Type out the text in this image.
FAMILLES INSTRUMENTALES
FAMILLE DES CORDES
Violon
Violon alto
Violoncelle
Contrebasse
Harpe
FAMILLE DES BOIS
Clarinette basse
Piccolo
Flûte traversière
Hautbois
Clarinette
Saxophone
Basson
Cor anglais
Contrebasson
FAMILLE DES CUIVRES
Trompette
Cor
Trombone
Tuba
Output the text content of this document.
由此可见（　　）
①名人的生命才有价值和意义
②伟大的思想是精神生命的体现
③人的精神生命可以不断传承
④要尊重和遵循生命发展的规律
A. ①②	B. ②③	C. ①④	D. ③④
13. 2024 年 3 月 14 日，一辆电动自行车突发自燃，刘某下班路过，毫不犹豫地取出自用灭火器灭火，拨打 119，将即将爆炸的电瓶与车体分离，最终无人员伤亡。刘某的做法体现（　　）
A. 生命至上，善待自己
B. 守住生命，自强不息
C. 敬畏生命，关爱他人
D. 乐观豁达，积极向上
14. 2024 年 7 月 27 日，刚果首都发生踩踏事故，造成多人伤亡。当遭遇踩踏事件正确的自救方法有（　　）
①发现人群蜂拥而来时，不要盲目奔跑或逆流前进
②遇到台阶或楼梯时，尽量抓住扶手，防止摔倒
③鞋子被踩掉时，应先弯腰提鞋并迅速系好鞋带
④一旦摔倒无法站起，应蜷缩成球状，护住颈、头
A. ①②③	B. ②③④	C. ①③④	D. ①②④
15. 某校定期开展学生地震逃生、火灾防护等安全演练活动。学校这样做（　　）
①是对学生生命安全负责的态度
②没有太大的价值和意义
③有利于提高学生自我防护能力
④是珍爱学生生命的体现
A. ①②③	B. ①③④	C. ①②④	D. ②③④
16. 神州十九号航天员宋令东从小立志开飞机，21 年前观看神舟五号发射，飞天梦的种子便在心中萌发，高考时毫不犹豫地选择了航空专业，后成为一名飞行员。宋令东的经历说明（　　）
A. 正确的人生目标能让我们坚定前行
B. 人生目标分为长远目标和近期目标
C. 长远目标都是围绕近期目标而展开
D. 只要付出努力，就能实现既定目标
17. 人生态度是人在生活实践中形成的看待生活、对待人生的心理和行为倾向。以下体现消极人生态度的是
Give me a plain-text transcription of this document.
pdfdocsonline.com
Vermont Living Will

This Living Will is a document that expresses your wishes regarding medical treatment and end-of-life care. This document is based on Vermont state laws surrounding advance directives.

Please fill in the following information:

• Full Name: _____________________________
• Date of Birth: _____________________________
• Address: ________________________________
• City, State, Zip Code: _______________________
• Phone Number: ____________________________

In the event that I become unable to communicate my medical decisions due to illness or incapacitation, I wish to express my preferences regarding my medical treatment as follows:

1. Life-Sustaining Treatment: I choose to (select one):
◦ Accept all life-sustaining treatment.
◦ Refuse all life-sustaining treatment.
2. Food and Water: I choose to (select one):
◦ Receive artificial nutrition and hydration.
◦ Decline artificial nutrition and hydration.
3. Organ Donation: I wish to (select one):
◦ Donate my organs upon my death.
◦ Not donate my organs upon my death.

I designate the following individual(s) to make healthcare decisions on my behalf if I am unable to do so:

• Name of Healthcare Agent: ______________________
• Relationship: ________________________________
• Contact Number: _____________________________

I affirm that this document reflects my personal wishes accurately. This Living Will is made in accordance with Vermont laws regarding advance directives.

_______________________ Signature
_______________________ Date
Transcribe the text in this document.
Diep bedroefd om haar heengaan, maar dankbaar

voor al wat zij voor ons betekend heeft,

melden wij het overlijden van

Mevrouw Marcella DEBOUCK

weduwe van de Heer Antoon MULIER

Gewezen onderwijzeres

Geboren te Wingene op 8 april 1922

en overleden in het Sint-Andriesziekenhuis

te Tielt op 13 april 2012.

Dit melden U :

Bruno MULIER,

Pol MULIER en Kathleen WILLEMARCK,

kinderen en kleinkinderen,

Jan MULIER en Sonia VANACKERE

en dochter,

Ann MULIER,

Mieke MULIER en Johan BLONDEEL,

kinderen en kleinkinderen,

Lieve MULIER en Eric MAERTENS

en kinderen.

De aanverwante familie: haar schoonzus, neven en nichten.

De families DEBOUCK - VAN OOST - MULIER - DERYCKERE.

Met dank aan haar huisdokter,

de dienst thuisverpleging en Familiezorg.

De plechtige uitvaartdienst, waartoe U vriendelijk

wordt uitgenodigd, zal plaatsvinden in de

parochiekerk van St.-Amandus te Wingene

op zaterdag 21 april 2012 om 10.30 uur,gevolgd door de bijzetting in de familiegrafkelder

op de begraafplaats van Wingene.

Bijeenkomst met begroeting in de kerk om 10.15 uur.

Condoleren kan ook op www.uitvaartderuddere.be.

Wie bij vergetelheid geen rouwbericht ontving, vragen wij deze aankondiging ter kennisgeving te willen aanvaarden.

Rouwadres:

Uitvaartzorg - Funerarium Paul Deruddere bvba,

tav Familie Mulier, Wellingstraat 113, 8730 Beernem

--------------------------------------------------

● Exercise objective
Repeat the material in full, exactly as it stands.

● Answer to this exercise
Type out the text in this image.
FAMILLES INSTRUMENTALES
FAMILLE DES CORDES
Violon
Violon alto
Violoncelle
Contrebasse
Harpe
FAMILLE DES BOIS
Clarinette basse
Piccolo
Flûte traversière
Hautbois
Clarinette
Saxophone
Basson
Cor anglais
Contrebasson
FAMILLE DES CUIVRES
Trompette
Cor
Trombone
Tuba
Output the text content of this document.
由此可见（　　）
①名人的生命才有价值和意义
②伟大的思想是精神生命的体现
③人的精神生命可以不断传承
④要尊重和遵循生命发展的规律
A. ①②	B. ②③	C. ①④	D. ③④
13. 2024 年 3 月 14 日，一辆电动自行车突发自燃，刘某下班路过，毫不犹豫地取出自用灭火器灭火，拨打 119，将即将爆炸的电瓶与车体分离，最终无人员伤亡。刘某的做法体现（　　）
A. 生命至上，善待自己
B. 守住生命，自强不息
C. 敬畏生命，关爱他人
D. 乐观豁达，积极向上
14. 2024 年 7 月 27 日，刚果首都发生踩踏事故，造成多人伤亡。当遭遇踩踏事件正确的自救方法有（　　）
①发现人群蜂拥而来时，不要盲目奔跑或逆流前进
②遇到台阶或楼梯时，尽量抓住扶手，防止摔倒
③鞋子被踩掉时，应先弯腰提鞋并迅速系好鞋带
④一旦摔倒无法站起，应蜷缩成球状，护住颈、头
A. ①②③	B. ②③④	C. ①③④	D. ①②④
15. 某校定期开展学生地震逃生、火灾防护等安全演练活动。学校这样做（　　）
①是对学生生命安全负责的态度
②没有太大的价值和意义
③有利于提高学生自我防护能力
④是珍爱学生生命的体现
A. ①②③	B. ①③④	C. ①②④	D. ②③④
16. 神州十九号航天员宋令东从小立志开飞机，21 年前观看神舟五号发射，飞天梦的种子便在心中萌发，高考时毫不犹豫地选择了航空专业，后成为一名飞行员。宋令东的经历说明（　　）
A. 正确的人生目标能让我们坚定前行
B. 人生目标分为长远目标和近期目标
C. 长远目标都是围绕近期目标而展开
D. 只要付出努力，就能实现既定目标
17. 人生态度是人在生活实践中形成的看待生活、对待人生的心理和行为倾向。以下体现消极人生态度的是
Give me a plain-text transcription of this document.
pdfdocsonline.com
Vermont Living Will

This Living Will is a document that expresses your wishes regarding medical treatment and end-of-life care. This document is based on Vermont state laws surrounding advance directives.

Please fill in the following information:

• Full Name: _____________________________
• Date of Birth: _____________________________
• Address: ________________________________
• City, State, Zip Code: _______________________
• Phone Number: ____________________________

In the event that I become unable to communicate my medical decisions due to illness or incapacitation, I wish to express my preferences regarding my medical treatment as follows:

1. Life-Sustaining Treatment: I choose to (select one):
◦ Accept all life-sustaining treatment.
◦ Refuse all life-sustaining treatment.
2. Food and Water: I choose to (select one):
◦ Receive artificial nutrition and hydration.
◦ Decline artificial nutrition and hydration.
3. Organ Donation: I wish to (select one):
◦ Donate my organs upon my death.
◦ Not donate my organs upon my death.

I designate the following individual(s) to make healthcare decisions on my behalf if I am unable to do so:

• Name of Healthcare Agent: ______________________
• Relationship: ________________________________
• Contact Number: _____________________________

I affirm that this document reflects my personal wishes accurately. This Living Will is made in accordance with Vermont laws regarding advance directives.

_______________________ Signature
_______________________ Date
Transcribe the text in this document.
Diep bedroefd om haar heengaan, maar dankbaar

voor al wat zij voor ons betekend heeft,

melden wij het overlijden van

Mevrouw Marcella DEBOUCK

weduwe van de Heer Antoon MULIER

Gewezen onderwijzeres

Geboren te Wingene op 8 april 1922

en overleden in het Sint-Andriesziekenhuis

te Tielt op 13 april 2012.

Dit melden U :

Bruno MULIER,

Pol MULIER en Kathleen WILLEMARCK,

kinderen en kleinkinderen,

Jan MULIER en Sonia VANACKERE

en dochter,

Ann MULIER,

Mieke MULIER en Johan BLONDEEL,

kinderen en kleinkinderen,

Lieve MULIER en Eric MAERTENS

en kinderen.

De aanverwante familie: haar schoonzus, neven en nichten.

De families DEBOUCK - VAN OOST - MULIER - DERYCKERE.

Met dank aan haar huisdokter,

de dienst thuisverpleging en Familiezorg.

De plechtige uitvaartdienst, waartoe U vriendelijk

wordt uitgenodigd, zal plaatsvinden in de

parochiekerk van St.-Amandus te Wingene

op zaterdag 21 april 2012 om 10.30 uur,gevolgd door de bijzetting in de familiegrafkelder

op de begraafplaats van Wingene.

Bijeenkomst met begroeting in de kerk om 10.15 uur.

Condoleren kan ook op www.uitvaartderuddere.be.

Wie bij vergetelheid geen rouwbericht ontving, vragen wij deze aankondiging ter kennisgeving te willen aanvaarden.

Rouwadres:

Uitvaartzorg - Funerarium Paul Deruddere bvba,

tav Familie Mulier, Wellingstraat 113, 8730 Beernem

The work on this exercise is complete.